## CHALLENGE
Pull out every line below that contains the word "color".

╔══

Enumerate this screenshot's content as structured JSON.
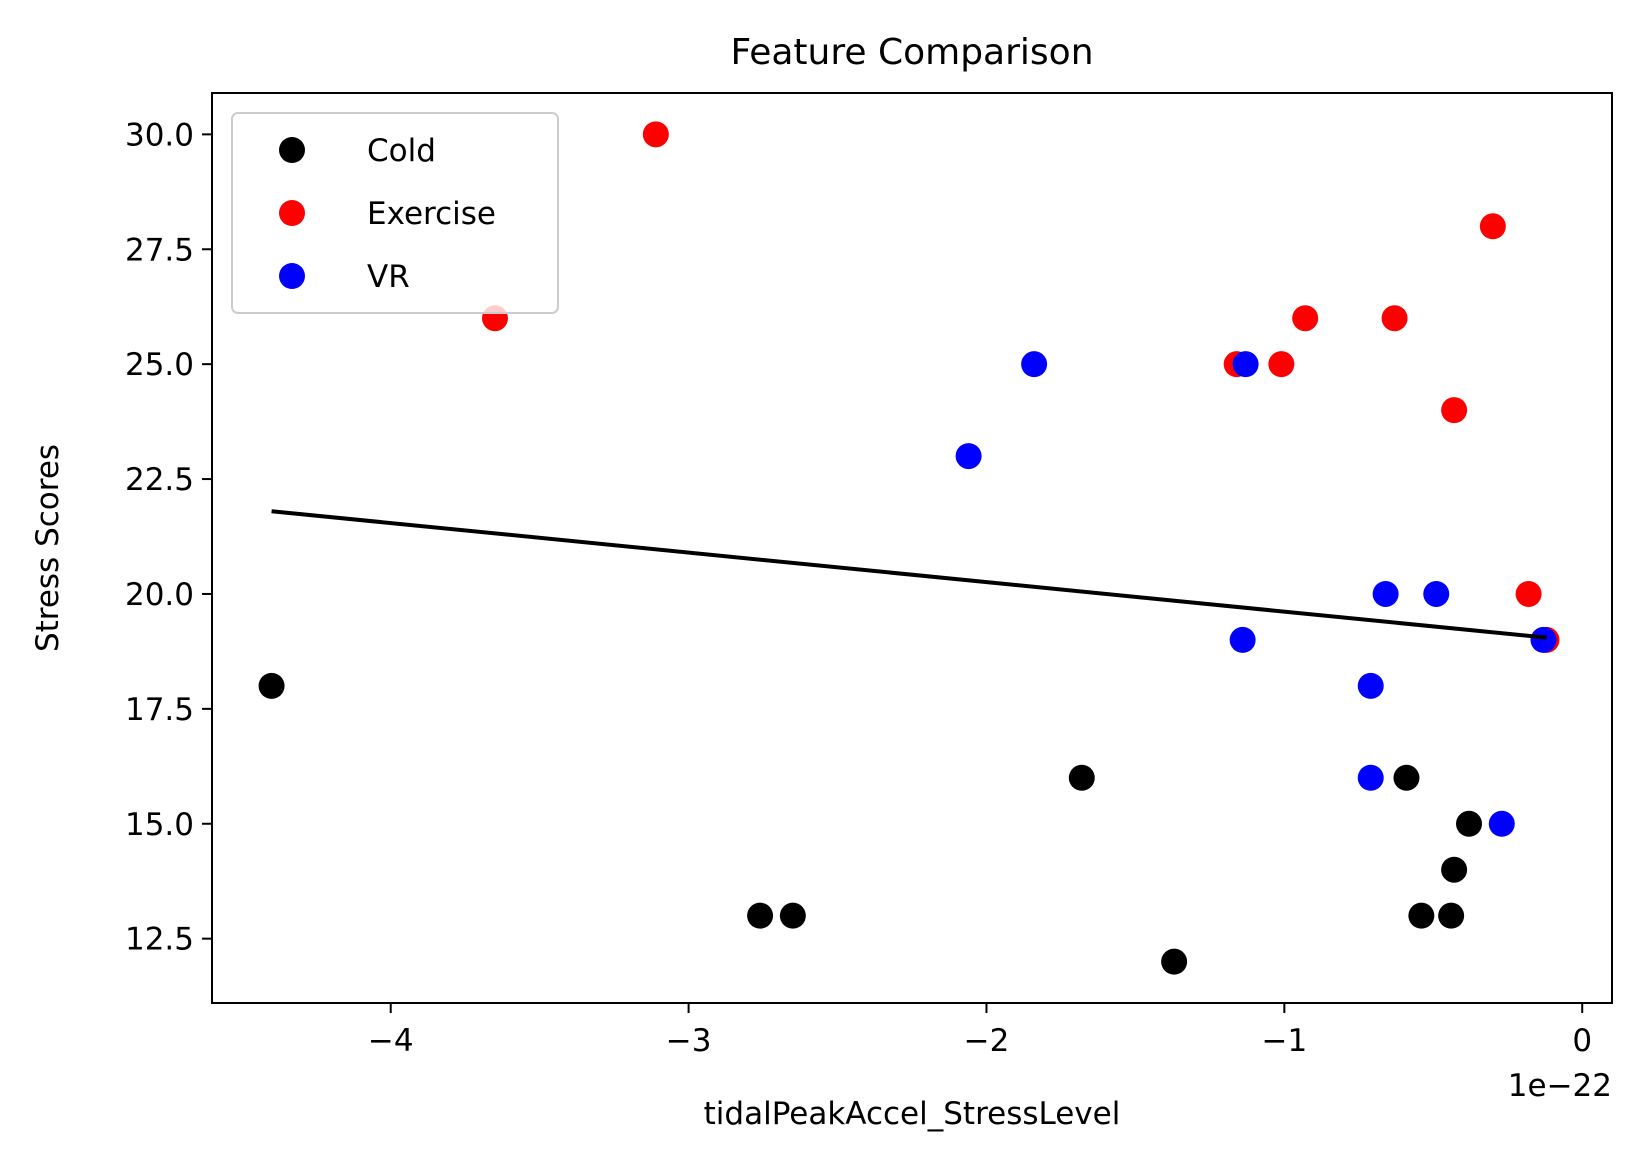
{
  "chart_data": {
    "type": "scatter",
    "title": "Feature Comparison",
    "xlabel": "tidalPeakAccel_StressLevel",
    "ylabel": "Stress Scores",
    "x_offset_text": "1e−22",
    "xlim": [
      -4.6,
      0.1
    ],
    "ylim": [
      11.1,
      30.9
    ],
    "x_ticks": [
      -4,
      -3,
      -2,
      -1,
      0
    ],
    "x_tick_labels": [
      "−4",
      "−3",
      "−2",
      "−1",
      "0"
    ],
    "y_ticks": [
      12.5,
      15.0,
      17.5,
      20.0,
      22.5,
      25.0,
      27.5,
      30.0
    ],
    "y_tick_labels": [
      "12.5",
      "15.0",
      "17.5",
      "20.0",
      "22.5",
      "25.0",
      "27.5",
      "30.0"
    ],
    "grid": false,
    "legend_position": "top-left",
    "series": [
      {
        "name": "Cold",
        "color": "#000000",
        "points": [
          [
            -4.4,
            18
          ],
          [
            -2.76,
            13
          ],
          [
            -2.65,
            13
          ],
          [
            -1.68,
            16
          ],
          [
            -1.37,
            12
          ],
          [
            -0.59,
            16
          ],
          [
            -0.54,
            13
          ],
          [
            -0.44,
            13
          ],
          [
            -0.43,
            14
          ],
          [
            -0.38,
            15
          ]
        ]
      },
      {
        "name": "Exercise",
        "color": "#ff0000",
        "points": [
          [
            -3.65,
            26
          ],
          [
            -3.11,
            30
          ],
          [
            -1.16,
            25
          ],
          [
            -1.01,
            25
          ],
          [
            -0.93,
            26
          ],
          [
            -0.63,
            26
          ],
          [
            -0.43,
            24
          ],
          [
            -0.3,
            28
          ],
          [
            -0.18,
            20
          ],
          [
            -0.12,
            19
          ]
        ]
      },
      {
        "name": "VR",
        "color": "#0000ff",
        "points": [
          [
            -2.06,
            23
          ],
          [
            -1.84,
            25
          ],
          [
            -1.14,
            19
          ],
          [
            -1.13,
            25
          ],
          [
            -0.71,
            18
          ],
          [
            -0.71,
            16
          ],
          [
            -0.66,
            20
          ],
          [
            -0.49,
            20
          ],
          [
            -0.27,
            15
          ],
          [
            -0.13,
            19
          ]
        ]
      }
    ],
    "trend_line": {
      "color": "#000000",
      "points": [
        [
          -4.4,
          21.8
        ],
        [
          -0.12,
          19.05
        ]
      ]
    }
  }
}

╚══

## PROBLEM SOLUTION
        "color": "#000000",
        "color": "#ff0000",
        "color": "#0000ff",
      "color": "#000000",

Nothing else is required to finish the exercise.